**TEXTE SOURCE**
___

Enfin, Google n’arrête pas l’innovation. Certes non. Mais l’innovation sera moins démocratique, plus osée et beaucoup plus secrète. C’est ce que démontre Google X Lab. Moins d’élus, plus de moyens, plus de risques calculés et beaucoup plus de succès (financiers) espérés.

La mort des licornes à paillettes

Au-delà de la signature de l’arrêt de mort Google Labs, il y a de quoi s’interroger sur le message donné au monde extérieur en arrêtant la politique du 20% de Temps Libre.

A tout ses observateurs (et ils sont nombreux, qu’ils soient orientés IT, Management, Innovation, Environnement de travail, RH, … ) Google dit ceci : “A mort l’innovation démocratique et “spontanée”. Vive les balances scorecards et la planification rationalisée à tout va”.

___

**DONNÉES FOURNIES**

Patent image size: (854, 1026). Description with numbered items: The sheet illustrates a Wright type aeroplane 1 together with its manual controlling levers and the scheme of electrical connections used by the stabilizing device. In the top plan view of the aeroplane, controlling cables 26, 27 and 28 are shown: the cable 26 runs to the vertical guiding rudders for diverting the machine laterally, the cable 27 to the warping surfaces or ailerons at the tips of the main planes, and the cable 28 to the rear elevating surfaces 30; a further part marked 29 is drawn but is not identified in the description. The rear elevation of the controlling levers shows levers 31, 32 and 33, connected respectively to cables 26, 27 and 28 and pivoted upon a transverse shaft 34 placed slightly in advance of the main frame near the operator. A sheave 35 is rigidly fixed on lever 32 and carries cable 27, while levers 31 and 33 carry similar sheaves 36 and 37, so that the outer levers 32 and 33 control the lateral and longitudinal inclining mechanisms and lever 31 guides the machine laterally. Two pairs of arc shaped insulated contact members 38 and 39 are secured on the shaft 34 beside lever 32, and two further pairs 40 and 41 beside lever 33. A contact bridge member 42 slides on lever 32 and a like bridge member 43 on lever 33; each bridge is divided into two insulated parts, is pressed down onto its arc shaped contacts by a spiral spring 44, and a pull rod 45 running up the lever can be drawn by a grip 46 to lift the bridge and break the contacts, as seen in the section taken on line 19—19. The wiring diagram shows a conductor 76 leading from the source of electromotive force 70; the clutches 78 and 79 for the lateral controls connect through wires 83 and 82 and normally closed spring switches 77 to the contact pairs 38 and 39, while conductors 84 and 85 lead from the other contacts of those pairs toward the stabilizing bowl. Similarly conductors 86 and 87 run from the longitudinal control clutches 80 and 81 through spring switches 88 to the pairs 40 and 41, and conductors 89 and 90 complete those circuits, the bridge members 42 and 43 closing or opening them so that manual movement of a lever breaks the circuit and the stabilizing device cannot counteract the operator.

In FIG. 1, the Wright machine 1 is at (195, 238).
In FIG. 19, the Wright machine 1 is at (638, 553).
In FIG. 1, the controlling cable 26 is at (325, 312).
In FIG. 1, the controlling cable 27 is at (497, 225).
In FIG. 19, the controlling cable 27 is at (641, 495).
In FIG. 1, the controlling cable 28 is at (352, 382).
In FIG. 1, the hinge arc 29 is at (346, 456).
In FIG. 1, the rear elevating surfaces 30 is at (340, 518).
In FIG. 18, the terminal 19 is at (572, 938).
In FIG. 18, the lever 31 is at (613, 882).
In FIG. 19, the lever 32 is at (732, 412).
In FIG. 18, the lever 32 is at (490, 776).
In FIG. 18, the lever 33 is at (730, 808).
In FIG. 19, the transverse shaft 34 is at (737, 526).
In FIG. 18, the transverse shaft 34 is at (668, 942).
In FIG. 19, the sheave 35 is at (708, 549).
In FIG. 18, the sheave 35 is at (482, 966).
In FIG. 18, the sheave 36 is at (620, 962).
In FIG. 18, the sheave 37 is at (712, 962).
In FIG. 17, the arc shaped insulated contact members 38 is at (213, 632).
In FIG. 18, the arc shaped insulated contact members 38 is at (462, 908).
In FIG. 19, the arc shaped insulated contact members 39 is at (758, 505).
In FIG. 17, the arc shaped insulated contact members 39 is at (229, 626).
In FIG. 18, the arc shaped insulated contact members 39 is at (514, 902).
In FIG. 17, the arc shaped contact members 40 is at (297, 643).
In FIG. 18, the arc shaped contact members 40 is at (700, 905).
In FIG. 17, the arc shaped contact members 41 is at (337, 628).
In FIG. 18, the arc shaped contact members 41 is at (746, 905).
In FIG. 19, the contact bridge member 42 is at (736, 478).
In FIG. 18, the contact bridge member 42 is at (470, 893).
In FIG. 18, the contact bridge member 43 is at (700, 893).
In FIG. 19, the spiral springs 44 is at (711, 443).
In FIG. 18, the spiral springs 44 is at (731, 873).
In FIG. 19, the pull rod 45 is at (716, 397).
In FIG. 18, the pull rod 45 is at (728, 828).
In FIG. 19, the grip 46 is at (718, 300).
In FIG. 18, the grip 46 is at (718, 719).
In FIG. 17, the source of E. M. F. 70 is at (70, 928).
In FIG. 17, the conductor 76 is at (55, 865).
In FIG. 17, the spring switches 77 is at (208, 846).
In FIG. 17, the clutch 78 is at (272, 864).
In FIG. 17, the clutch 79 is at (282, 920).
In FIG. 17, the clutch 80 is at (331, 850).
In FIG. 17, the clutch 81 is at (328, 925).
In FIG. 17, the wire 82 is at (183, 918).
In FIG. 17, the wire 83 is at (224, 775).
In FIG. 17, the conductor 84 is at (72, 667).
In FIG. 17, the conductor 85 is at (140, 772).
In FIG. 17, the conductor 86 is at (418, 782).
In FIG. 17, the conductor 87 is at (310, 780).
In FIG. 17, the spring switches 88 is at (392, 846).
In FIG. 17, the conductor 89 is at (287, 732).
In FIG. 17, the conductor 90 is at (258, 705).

___

**TÂCHES ET EXERCICES**
- a) Pouvez-vous présenter en tableau Markdown, avec les colonnes « n » et « Ligne », les lignes des données depuis leur début jusqu'à celle qui contient « In FIG. 1, the Wright », celle-ci comprise, sans les lignes vides ?
- b) Pouvez-vous écrire la suite du texte sur l'innovation chez Google ?
Le texte et les données n'ont aucun rapport entre eux.

**RÉSULTATS PAR TÂCHE**
- a)
| n | Ligne |
|---|---|
| 1 | Patent image size: (854, 1026). Description with numbered items: The sheet illustrates a Wright type aeroplane 1 together with its manual controlling levers and the scheme of electrical connections used by the stabilizing device. In the top plan view of the aeroplane, controlling cables 26, 27 and 28 are shown: the cable 26 runs to the vertical guiding rudders for diverting the machine laterally, the cable 27 to the warping surfaces or ailerons at the tips of the main planes, and the cable 28 to the rear elevating surfaces 30; a further part marked 29 is drawn but is not identified in the description. The rear elevation of the controlling levers shows levers 31, 32 and 33, connected respectively to cables 26, 27 and 28 and pivoted upon a transverse shaft 34 placed slightly in advance of the main frame near the operator. A sheave 35 is rigidly fixed on lever 32 and carries cable 27, while levers 31 and 33 carry similar sheaves 36 and 37, so that the outer levers 32 and 33 control the lateral and longitudinal inclining mechanisms and lever 31 guides the machine laterally. Two pairs of arc shaped insulated contact members 38 and 39 are secured on the shaft 34 beside lever 32, and two further pairs 40 and 41 beside lever 33. A contact bridge member 42 slides on lever 32 and a like bridge member 43 on lever 33; each bridge is divided into two insulated parts, is pressed down onto its arc shaped contacts by a spiral spring 44, and a pull rod 45 running up the lever can be drawn by a grip 46 to lift the bridge and break the contacts, as seen in the section taken on line 19—19. The wiring diagram shows a conductor 76 leading from the source of electromotive force 70; the clutches 78 and 79 for the lateral controls connect through wires 83 and 82 and normally closed spring switches 77 to the contact pairs 38 and 39, while conductors 84 and 85 lead from the other contacts of those pairs toward the stabilizing bowl. Similarly conductors 86 and 87 run from the longitudinal control clutches 80 and 81 through spring switches 88 to the pairs 40 and 41, and conductors 89 and 90 complete those circuits, the bridge members 42 and 43 closing or opening them so that manual movement of a lever breaks the circuit and the stabilizing device cannot counteract the operator. |
| 2 | In FIG. 1, the Wright machine 1 is at (195, 238). |

- b)
Cette décision – qui n’a toujours pas été officiellement commentée et dont on ne trouve que quelques échos via le moteur de recherche Google (ha bon?), est pour le moins surprenante. Elle fait naître d’autres questions sur la future politique d’innovation de Google :
– comment maintenir un taux d’innovations spontanées ou collaboratives si toutes les idées et initiatives sont passés au crible de mesures et autres indicateurs?
– comment maintenir un pool de talent lié à l’innovation motivé et créatif?
– comment une culture de contrôle peut-elle contribuer à la remise en question et à l’innovation?
– comment attirer les jeunes talents, la nouvelles génération avec de telles règles de fonctionnement?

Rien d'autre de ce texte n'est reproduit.